■ **WORK REQUIRED**:
Records follow. Pull out every line that contains "with".

■ **MATERIAL TO PROCESS**:

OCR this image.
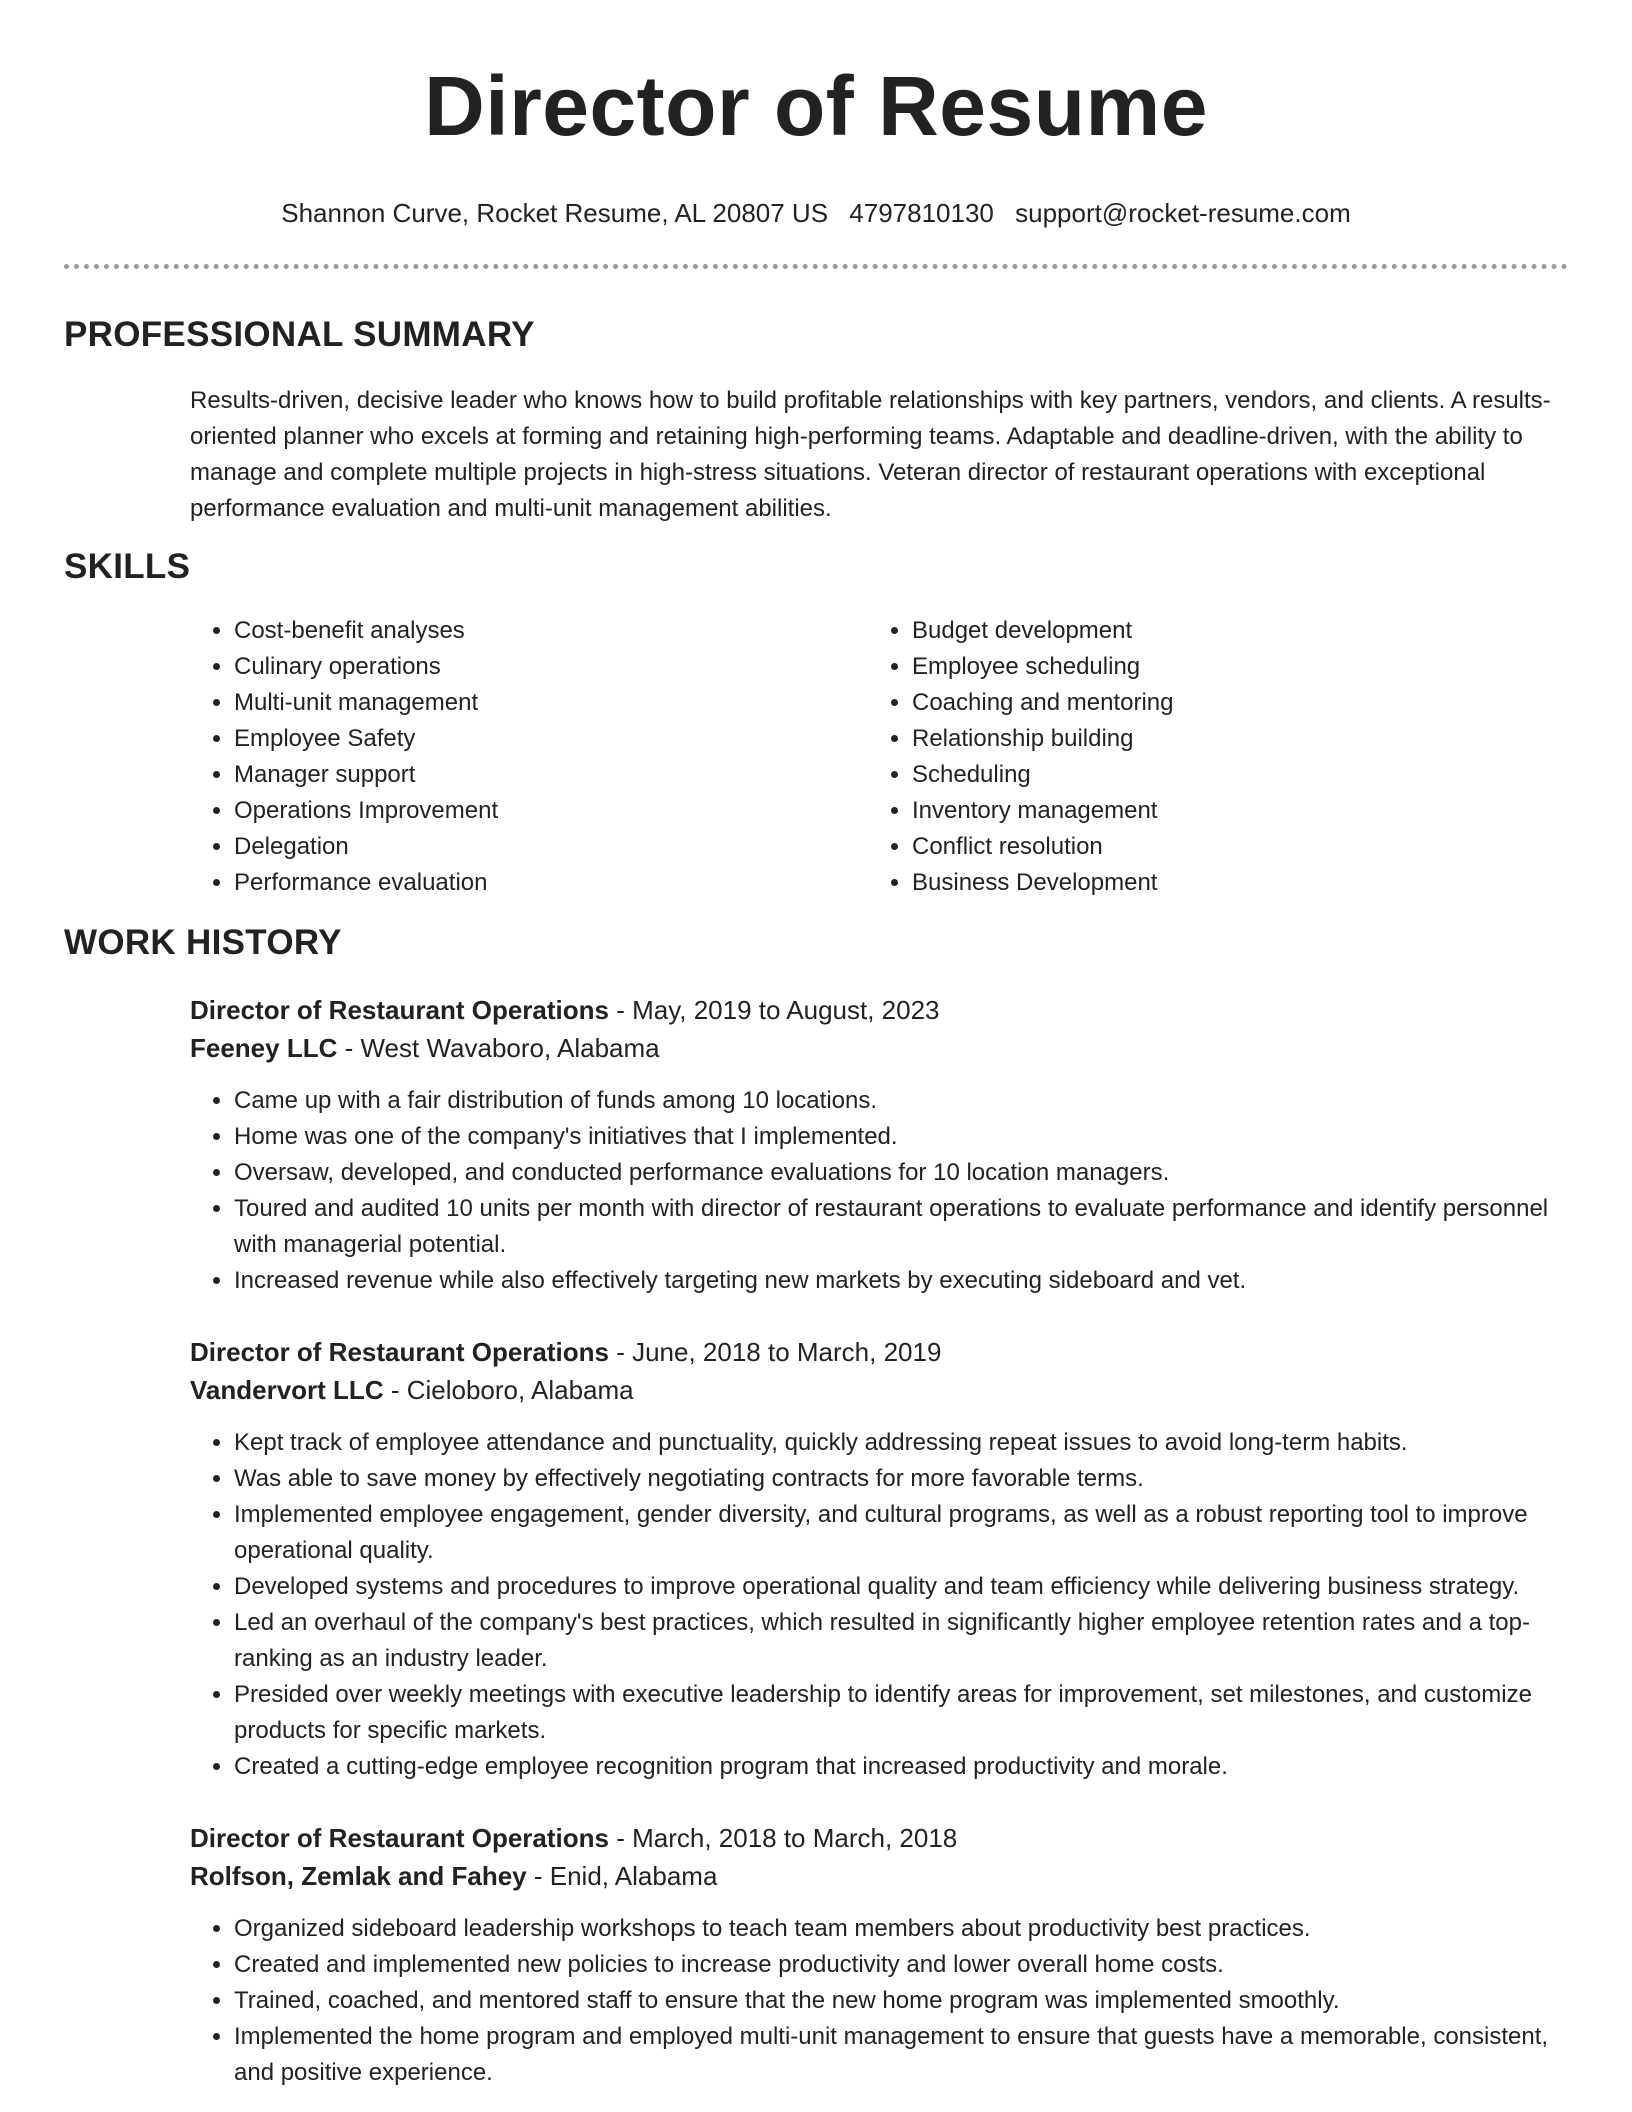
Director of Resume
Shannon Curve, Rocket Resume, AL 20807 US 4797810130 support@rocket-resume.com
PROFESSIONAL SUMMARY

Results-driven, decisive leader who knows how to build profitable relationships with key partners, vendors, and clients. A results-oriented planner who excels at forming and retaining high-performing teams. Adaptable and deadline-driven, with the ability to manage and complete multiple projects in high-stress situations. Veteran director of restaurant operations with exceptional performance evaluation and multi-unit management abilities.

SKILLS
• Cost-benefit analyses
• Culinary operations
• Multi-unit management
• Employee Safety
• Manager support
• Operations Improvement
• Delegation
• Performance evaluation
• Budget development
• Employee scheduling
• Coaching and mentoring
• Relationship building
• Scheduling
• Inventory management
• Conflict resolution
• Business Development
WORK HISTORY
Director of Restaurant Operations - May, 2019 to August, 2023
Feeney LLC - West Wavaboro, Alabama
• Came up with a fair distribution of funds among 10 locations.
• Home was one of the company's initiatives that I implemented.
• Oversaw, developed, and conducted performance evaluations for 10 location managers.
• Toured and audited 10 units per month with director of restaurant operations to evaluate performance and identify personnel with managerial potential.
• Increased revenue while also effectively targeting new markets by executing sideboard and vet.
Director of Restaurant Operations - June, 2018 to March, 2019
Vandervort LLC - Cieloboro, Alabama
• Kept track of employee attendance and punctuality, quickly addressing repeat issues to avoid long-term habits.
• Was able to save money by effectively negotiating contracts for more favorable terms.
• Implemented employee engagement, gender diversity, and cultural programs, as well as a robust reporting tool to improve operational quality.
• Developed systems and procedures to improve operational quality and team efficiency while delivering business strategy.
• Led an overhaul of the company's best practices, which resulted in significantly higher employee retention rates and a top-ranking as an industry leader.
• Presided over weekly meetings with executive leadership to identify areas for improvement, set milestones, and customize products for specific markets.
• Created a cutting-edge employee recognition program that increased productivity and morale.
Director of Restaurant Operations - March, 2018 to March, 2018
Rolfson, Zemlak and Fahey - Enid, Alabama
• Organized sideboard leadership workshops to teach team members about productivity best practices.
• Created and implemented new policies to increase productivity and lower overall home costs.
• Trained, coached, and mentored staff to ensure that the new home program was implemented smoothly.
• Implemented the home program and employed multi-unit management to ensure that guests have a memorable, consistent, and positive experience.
==
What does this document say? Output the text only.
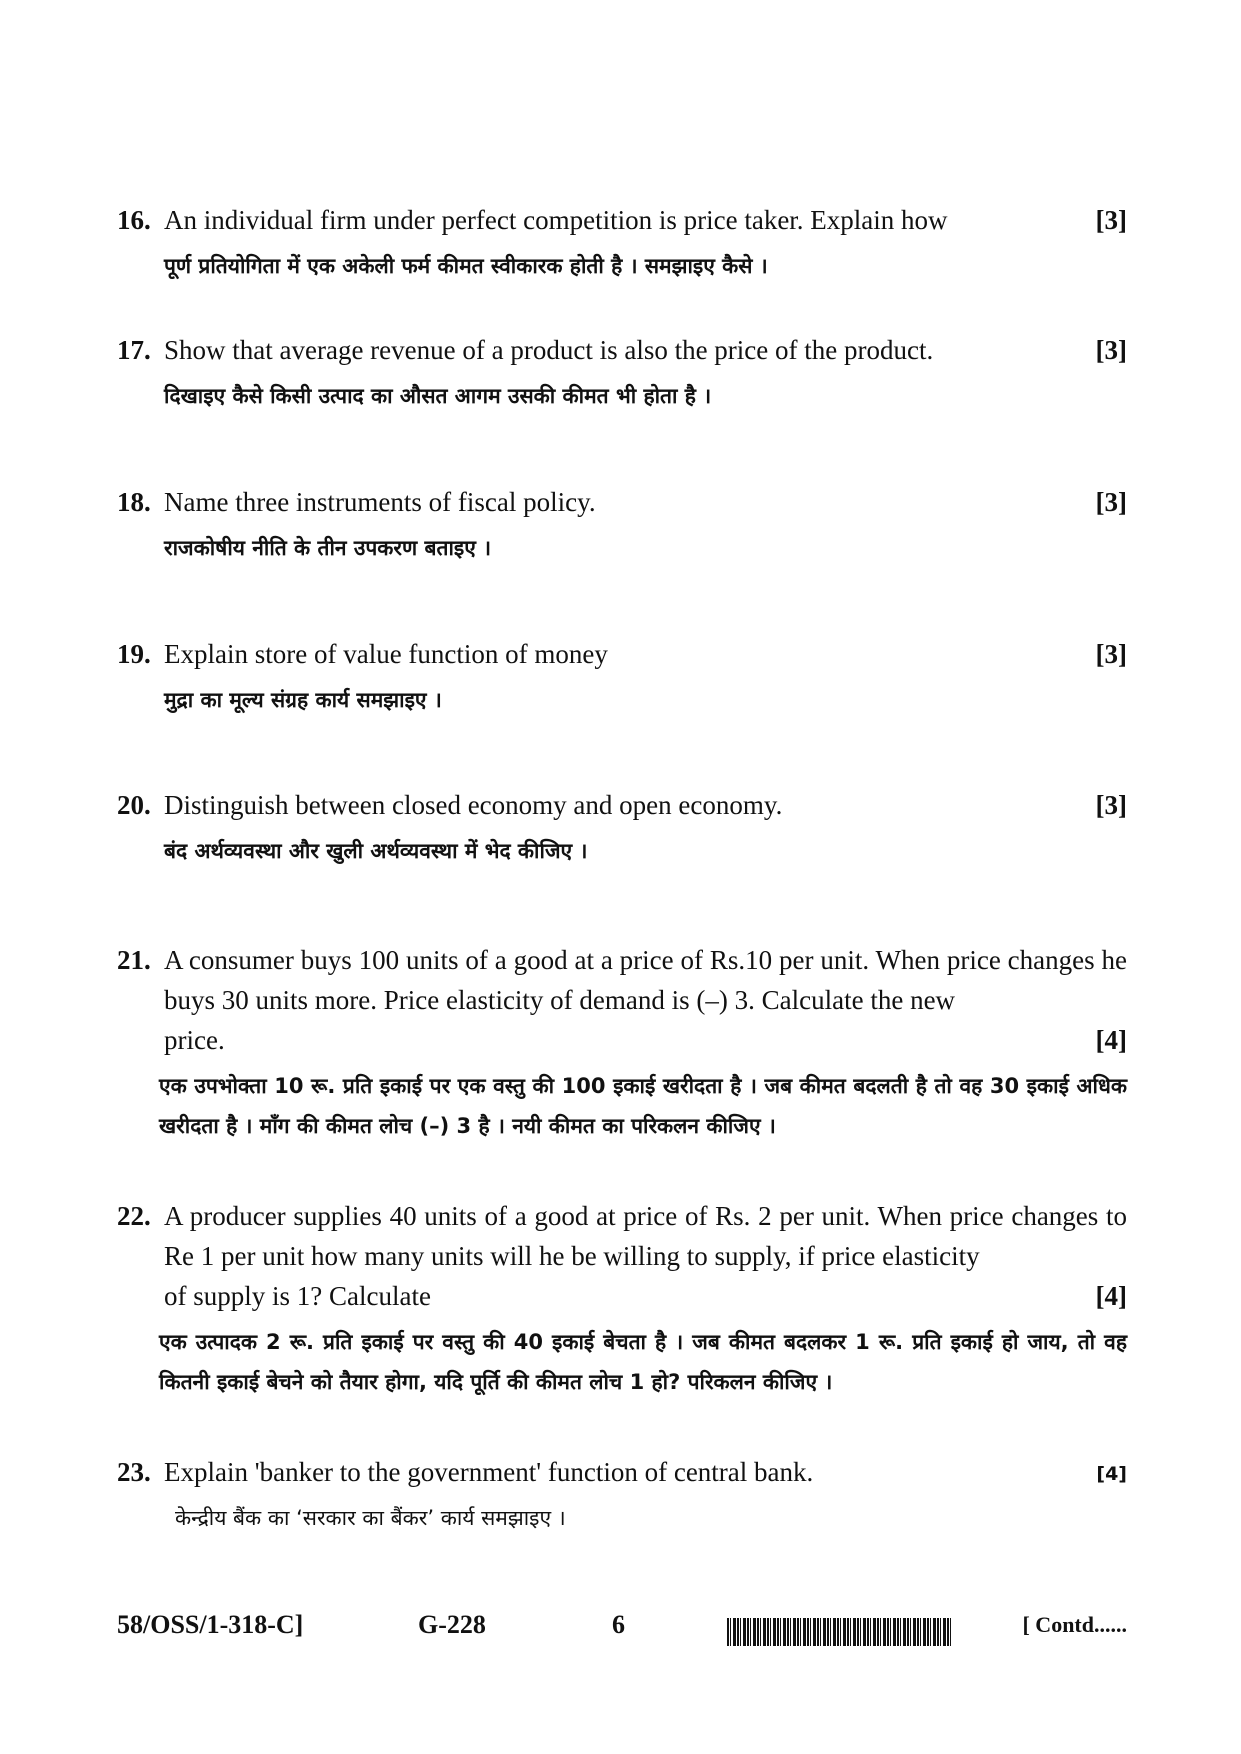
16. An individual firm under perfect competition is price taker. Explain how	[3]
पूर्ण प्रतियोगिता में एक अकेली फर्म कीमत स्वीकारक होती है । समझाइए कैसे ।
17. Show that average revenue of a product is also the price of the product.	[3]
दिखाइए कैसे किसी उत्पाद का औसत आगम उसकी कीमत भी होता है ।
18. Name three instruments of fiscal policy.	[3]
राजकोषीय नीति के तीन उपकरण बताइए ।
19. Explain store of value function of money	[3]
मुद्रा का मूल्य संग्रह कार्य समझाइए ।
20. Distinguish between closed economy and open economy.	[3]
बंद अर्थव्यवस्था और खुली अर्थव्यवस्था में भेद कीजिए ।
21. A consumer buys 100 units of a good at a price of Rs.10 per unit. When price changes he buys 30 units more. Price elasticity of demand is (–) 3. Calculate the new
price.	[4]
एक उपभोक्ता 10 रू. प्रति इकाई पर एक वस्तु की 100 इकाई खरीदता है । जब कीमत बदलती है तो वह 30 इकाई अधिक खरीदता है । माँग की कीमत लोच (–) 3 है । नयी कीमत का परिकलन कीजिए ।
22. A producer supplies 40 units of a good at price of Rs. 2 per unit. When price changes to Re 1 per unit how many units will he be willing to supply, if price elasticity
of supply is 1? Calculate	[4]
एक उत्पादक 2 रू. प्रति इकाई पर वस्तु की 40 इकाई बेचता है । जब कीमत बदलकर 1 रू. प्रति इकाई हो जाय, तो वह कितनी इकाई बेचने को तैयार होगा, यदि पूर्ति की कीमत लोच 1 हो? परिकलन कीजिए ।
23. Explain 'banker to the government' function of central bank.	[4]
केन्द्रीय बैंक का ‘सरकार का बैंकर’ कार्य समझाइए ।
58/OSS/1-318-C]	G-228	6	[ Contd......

■ **ANSWER FOR THIS EXERCISE**:
Results-driven, decisive leader who knows how to build profitable relationships with key partners, vendors, and clients. A results-oriented planner who excels at forming and retaining high-performing teams. Adaptable and deadline-driven, with the ability to manage and complete multiple projects in high-stress situations. Veteran director of restaurant operations with exceptional performance evaluation and multi-unit management abilities.
• Came up with a fair distribution of funds among 10 locations.
• Toured and audited 10 units per month with director of restaurant operations to evaluate performance and identify personnel with managerial potential.
• Presided over weekly meetings with executive leadership to identify areas for improvement, set milestones, and customize products for specific markets.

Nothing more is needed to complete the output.